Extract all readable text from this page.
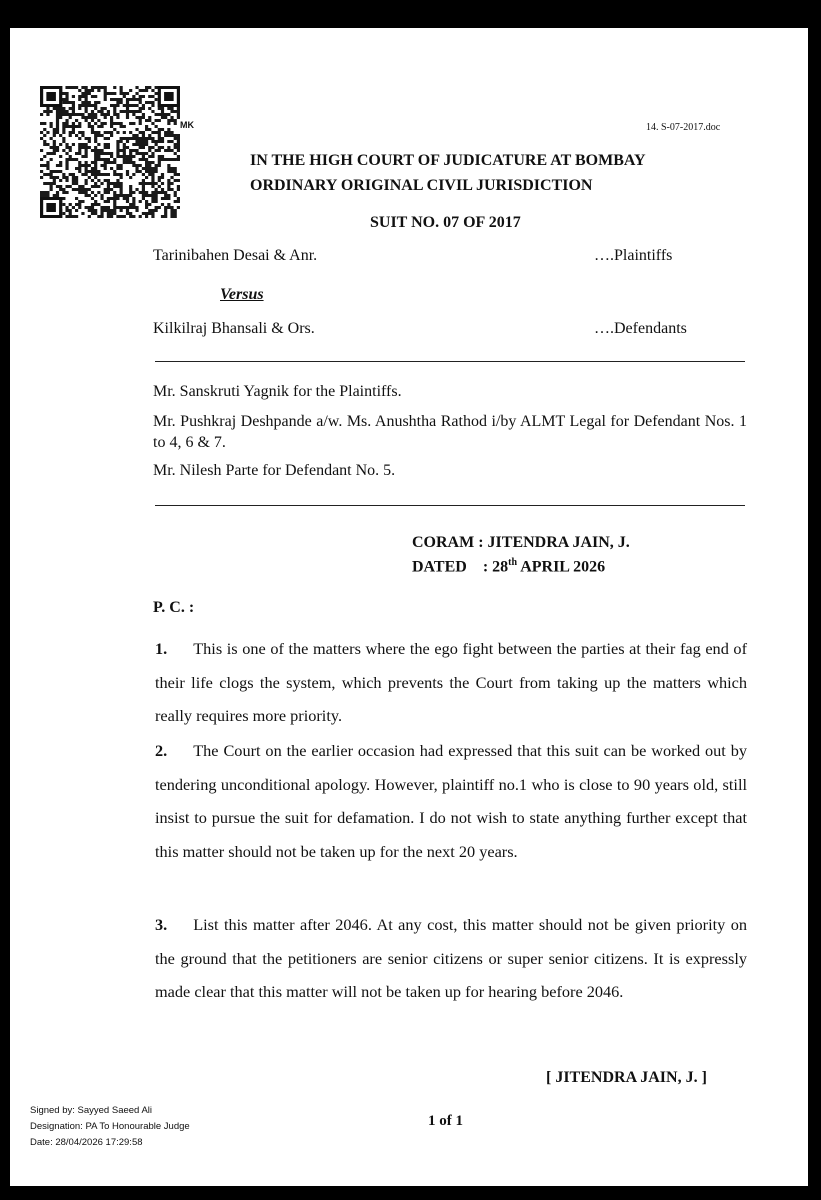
MK	14. S-07-2017.doc
IN THE HIGH COURT OF JUDICATURE AT BOMBAY
ORDINARY ORIGINAL CIVIL JURISDICTION
SUIT NO. 07 OF 2017
Tarinibahen Desai & Anr.	….Plaintiffs
Versus
Kilkilraj Bhansali & Ors.	….Defendants
Mr. Sanskruti Yagnik for the Plaintiffs.
Mr. Pushkraj Deshpande a/w. Ms. Anushtha Rathod i/by ALMT Legal for Defendant Nos. 1 to 4, 6 & 7.
Mr. Nilesh Parte for Defendant No. 5.
CORAM : JITENDRA JAIN, J.
DATED    : 28th APRIL 2026
P. C. :
1. This is one of the matters where the ego fight between the parties at their fag end of their life clogs the system, which prevents the Court from taking up the matters which really requires more priority.
2. The Court on the earlier occasion had expressed that this suit can be worked out by tendering unconditional apology. However, plaintiff no.1 who is close to 90 years old, still insist to pursue the suit for defamation. I do not wish to state anything further except that this matter should not be taken up for the next 20 years.
3. List this matter after 2046. At any cost, this matter should not be given priority on the ground that the petitioners are senior citizens or super senior citizens. It is expressly made clear that this matter will not be taken up for hearing before 2046.
[ JITENDRA JAIN, J. ]
Signed by: Sayyed Saeed Ali
Designation: PA To Honourable Judge
Date: 28/04/2026 17:29:58
1 of 1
• • • • •
Your task: Select and copy every line of the material that holds the string "from".

Output for this task:
Extract all readable text from this page.
1. This is one of the matters where the ego fight between the parties at their fag end of their life clogs the system, which prevents the Court from taking up the matters which really requires more priority.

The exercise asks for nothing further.